STATED GOAL:
Please convert these lines into a JSON list of strings, one string per line, with blank lines left out.

++++++++++++++++++++

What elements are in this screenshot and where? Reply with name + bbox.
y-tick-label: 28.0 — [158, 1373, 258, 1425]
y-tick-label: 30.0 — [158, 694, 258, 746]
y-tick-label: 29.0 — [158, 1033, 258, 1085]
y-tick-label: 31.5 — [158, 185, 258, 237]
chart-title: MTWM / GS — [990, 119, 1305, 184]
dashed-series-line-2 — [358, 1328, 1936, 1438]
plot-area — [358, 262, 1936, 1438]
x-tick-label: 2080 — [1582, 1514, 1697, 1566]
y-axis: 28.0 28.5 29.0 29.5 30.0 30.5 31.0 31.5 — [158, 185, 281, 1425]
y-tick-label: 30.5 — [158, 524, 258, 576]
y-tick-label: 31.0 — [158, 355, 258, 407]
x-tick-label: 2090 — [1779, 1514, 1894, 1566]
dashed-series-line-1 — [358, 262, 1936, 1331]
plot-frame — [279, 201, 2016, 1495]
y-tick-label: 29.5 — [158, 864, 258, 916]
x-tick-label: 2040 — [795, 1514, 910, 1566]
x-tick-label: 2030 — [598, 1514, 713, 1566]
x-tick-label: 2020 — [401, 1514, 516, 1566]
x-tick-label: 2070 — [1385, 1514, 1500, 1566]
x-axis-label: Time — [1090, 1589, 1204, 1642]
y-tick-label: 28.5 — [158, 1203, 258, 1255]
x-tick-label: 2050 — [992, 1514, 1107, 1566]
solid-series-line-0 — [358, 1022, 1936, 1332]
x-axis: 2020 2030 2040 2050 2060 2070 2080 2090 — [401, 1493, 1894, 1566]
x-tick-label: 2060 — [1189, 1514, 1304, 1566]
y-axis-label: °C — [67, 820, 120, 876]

++++++++++++++++++++

RESPONSE:
[
  "What elements are in this screenshot and where? Reply with name + bbox.",
  "y-tick-label: 28.0 — [158, 1373, 258, 1425]",
  "y-tick-label: 30.0 — [158, 694, 258, 746]",
  "y-tick-label: 29.0 — [158, 1033, 258, 1085]",
  "y-tick-label: 31.5 — [158, 185, 258, 237]",
  "chart-title: MTWM / GS — [990, 119, 1305, 184]",
  "dashed-series-line-2 — [358, 1328, 1936, 1438]",
  "plot-area — [358, 262, 1936, 1438]",
  "x-tick-label: 2080 — [1582, 1514, 1697, 1566]",
  "y-axis: 28.0 28.5 29.0 29.5 30.0 30.5 31.0 31.5 — [158, 185, 281, 1425]",
  "y-tick-label: 30.5 — [158, 524, 258, 576]",
  "y-tick-label: 31.0 — [158, 355, 258, 407]",
  "x-tick-label: 2090 — [1779, 1514, 1894, 1566]",
  "dashed-series-line-1 — [358, 262, 1936, 1331]",
  "plot-frame — [279, 201, 2016, 1495]",
  "y-tick-label: 29.5 — [158, 864, 258, 916]",
  "x-tick-label: 2040 — [795, 1514, 910, 1566]",
  "x-tick-label: 2030 — [598, 1514, 713, 1566]",
  "x-tick-label: 2020 — [401, 1514, 516, 1566]",
  "x-tick-label: 2070 — [1385, 1514, 1500, 1566]",
  "x-axis-label: Time — [1090, 1589, 1204, 1642]",
  "y-tick-label: 28.5 — [158, 1203, 258, 1255]",
  "x-tick-label: 2050 — [992, 1514, 1107, 1566]",
  "solid-series-line-0 — [358, 1022, 1936, 1332]",
  "x-axis: 2020 2030 2040 2050 2060 2070 2080 2090 — [401, 1493, 1894, 1566]",
  "x-tick-label: 2060 — [1189, 1514, 1304, 1566]",
  "y-axis-label: °C — [67, 820, 120, 876]"
]